▶ [OBJECTIVE]: Find the word "name" in the records below. List each line containing it.

▶ [MATERIAL FOR THE TASK]:
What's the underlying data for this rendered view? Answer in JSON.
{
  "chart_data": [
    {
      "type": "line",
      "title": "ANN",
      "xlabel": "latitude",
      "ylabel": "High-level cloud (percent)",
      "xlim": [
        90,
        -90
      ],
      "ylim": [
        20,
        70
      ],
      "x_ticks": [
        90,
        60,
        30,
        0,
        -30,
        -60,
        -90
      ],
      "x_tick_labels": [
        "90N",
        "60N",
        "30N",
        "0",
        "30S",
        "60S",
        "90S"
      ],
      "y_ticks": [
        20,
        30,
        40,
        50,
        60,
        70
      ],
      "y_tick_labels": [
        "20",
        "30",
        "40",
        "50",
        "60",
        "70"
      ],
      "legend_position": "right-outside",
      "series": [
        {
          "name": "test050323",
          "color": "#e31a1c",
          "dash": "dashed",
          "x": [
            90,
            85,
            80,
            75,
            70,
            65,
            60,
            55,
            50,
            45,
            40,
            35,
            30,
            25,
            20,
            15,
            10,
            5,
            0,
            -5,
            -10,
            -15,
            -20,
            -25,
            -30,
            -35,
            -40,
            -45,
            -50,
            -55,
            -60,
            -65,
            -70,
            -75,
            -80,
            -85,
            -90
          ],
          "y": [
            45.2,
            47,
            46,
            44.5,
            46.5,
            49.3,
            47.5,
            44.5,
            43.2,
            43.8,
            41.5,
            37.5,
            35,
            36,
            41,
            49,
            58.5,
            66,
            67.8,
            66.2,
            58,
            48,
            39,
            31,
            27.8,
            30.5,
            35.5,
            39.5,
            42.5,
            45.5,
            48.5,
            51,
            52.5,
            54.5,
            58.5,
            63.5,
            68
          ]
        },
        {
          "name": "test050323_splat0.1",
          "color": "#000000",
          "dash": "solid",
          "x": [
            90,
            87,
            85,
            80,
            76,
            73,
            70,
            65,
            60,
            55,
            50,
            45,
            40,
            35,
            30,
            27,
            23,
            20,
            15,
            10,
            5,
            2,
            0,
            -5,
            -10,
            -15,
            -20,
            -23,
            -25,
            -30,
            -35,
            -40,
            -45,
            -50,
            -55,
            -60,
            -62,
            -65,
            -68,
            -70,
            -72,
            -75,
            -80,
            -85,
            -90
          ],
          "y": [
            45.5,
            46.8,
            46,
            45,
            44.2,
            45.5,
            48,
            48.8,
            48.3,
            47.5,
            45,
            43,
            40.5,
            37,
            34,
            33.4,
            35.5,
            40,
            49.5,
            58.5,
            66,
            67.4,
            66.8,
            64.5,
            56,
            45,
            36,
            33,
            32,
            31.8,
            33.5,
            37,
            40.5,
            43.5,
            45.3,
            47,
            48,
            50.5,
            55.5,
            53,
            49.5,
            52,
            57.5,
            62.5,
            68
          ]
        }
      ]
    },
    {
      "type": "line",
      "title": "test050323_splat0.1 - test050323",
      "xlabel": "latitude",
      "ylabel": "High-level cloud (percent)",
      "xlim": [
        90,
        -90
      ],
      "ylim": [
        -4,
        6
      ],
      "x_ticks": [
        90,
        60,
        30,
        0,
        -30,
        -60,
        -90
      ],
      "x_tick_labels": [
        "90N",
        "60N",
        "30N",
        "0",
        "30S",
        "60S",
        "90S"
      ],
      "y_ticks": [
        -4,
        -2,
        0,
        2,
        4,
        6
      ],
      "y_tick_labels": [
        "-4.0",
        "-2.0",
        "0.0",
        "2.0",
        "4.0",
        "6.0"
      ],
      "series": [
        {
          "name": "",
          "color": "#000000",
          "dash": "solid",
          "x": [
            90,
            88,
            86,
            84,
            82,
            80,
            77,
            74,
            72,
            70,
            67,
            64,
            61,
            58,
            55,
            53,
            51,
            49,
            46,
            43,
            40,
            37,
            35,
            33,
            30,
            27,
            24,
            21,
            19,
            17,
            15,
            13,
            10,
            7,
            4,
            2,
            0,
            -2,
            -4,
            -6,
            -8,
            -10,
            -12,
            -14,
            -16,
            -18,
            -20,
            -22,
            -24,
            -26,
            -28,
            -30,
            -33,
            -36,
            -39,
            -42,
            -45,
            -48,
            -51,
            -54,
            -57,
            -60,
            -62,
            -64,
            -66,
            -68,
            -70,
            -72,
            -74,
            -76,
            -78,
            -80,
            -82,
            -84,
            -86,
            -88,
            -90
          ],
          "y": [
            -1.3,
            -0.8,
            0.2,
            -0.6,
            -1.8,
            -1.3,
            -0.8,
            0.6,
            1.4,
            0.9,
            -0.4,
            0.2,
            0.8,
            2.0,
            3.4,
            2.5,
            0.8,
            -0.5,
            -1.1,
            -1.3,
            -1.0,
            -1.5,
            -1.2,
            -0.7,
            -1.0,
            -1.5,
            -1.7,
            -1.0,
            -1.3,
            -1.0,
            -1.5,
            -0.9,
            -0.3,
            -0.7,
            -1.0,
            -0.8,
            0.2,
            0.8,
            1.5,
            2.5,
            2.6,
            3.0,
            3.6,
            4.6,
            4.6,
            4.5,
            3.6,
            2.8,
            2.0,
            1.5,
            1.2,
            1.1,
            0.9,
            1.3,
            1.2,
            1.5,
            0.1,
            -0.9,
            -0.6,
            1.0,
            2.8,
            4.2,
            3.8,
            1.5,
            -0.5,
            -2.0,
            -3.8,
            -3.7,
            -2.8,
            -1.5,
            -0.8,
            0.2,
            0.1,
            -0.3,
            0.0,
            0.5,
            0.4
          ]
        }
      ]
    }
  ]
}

▶ [FULL SOLUTION]:
          "name": "test050323",
          "name": "test050323_splat0.1",
          "name": "",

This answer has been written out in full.